Exercise description> Output every record below exactly as it appears.

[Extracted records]

==========

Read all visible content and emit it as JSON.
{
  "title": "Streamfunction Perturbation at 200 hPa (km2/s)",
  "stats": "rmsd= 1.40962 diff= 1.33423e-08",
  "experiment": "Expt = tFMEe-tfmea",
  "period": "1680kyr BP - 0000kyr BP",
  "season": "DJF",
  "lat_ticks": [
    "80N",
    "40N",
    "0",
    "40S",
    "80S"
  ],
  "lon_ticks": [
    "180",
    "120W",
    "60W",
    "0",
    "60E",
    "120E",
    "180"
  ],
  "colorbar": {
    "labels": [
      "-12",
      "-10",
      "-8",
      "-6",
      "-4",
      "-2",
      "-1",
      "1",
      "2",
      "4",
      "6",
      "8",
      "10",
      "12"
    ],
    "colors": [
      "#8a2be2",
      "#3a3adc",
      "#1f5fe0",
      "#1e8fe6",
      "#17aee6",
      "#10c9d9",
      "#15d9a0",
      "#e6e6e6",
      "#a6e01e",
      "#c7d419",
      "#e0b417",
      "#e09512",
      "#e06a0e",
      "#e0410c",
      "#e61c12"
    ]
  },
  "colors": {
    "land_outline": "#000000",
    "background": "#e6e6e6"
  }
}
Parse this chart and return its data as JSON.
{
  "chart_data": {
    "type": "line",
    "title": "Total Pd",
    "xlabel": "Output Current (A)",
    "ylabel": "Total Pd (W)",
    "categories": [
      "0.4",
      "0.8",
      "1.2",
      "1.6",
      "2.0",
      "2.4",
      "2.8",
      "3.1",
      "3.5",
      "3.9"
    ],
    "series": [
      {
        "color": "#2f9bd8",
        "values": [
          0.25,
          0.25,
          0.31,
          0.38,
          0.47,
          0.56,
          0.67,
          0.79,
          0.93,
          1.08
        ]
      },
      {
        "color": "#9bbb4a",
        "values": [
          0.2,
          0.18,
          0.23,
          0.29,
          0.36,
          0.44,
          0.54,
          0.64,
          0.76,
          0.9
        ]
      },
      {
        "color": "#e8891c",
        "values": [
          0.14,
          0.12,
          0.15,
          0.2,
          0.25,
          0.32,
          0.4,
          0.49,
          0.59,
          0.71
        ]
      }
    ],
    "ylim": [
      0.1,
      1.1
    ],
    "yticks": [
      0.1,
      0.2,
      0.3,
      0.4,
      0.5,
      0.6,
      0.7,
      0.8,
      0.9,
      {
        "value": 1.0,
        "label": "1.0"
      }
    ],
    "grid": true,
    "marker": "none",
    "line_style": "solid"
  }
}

==========

Worked solution>
Read all visible content and emit it as JSON.
{
  "title": "Streamfunction Perturbation at 200 hPa (km2/s)",
  "stats": "rmsd= 1.40962 diff= 1.33423e-08",
  "experiment": "Expt = tFMEe-tfmea",
  "period": "1680kyr BP - 0000kyr BP",
  "season": "DJF",
  "lat_ticks": [
    "80N",
    "40N",
    "0",
    "40S",
    "80S"
  ],
  "lon_ticks": [
    "180",
    "120W",
    "60W",
    "0",
    "60E",
    "120E",
    "180"
  ],
  "colorbar": {
    "labels": [
      "-12",
      "-10",
      "-8",
      "-6",
      "-4",
      "-2",
      "-1",
      "1",
      "2",
      "4",
      "6",
      "8",
      "10",
      "12"
    ],
    "colors": [
      "#8a2be2",
      "#3a3adc",
      "#1f5fe0",
      "#1e8fe6",
      "#17aee6",
      "#10c9d9",
      "#15d9a0",
      "#e6e6e6",
      "#a6e01e",
      "#c7d419",
      "#e0b417",
      "#e09512",
      "#e06a0e",
      "#e0410c",
      "#e61c12"
    ]
  },
  "colors": {
    "land_outline": "#000000",
    "background": "#e6e6e6"
  }
}
Parse this chart and return its data as JSON.
{
  "chart_data": {
    "type": "line",
    "title": "Total Pd",
    "xlabel": "Output Current (A)",
    "ylabel": "Total Pd (W)",
    "categories": [
      "0.4",
      "0.8",
      "1.2",
      "1.6",
      "2.0",
      "2.4",
      "2.8",
      "3.1",
      "3.5",
      "3.9"
    ],
    "series": [
      {
        "color": "#2f9bd8",
        "values": [
          0.25,
          0.25,
          0.31,
          0.38,
          0.47,
          0.56,
          0.67,
          0.79,
          0.93,
          1.08
        ]
      },
      {
        "color": "#9bbb4a",
        "values": [
          0.2,
          0.18,
          0.23,
          0.29,
          0.36,
          0.44,
          0.54,
          0.64,
          0.76,
          0.9
        ]
      },
      {
        "color": "#e8891c",
        "values": [
          0.14,
          0.12,
          0.15,
          0.2,
          0.25,
          0.32,
          0.4,
          0.49,
          0.59,
          0.71
        ]
      }
    ],
    "ylim": [
      0.1,
      1.1
    ],
    "yticks": [
      0.1,
      0.2,
      0.3,
      0.4,
      0.5,
      0.6,
      0.7,
      0.8,
      0.9,
      {
        "value": 1.0,
        "label": "1.0"
      }
    ],
    "grid": true,
    "marker": "none",
    "line_style": "solid"
  }
}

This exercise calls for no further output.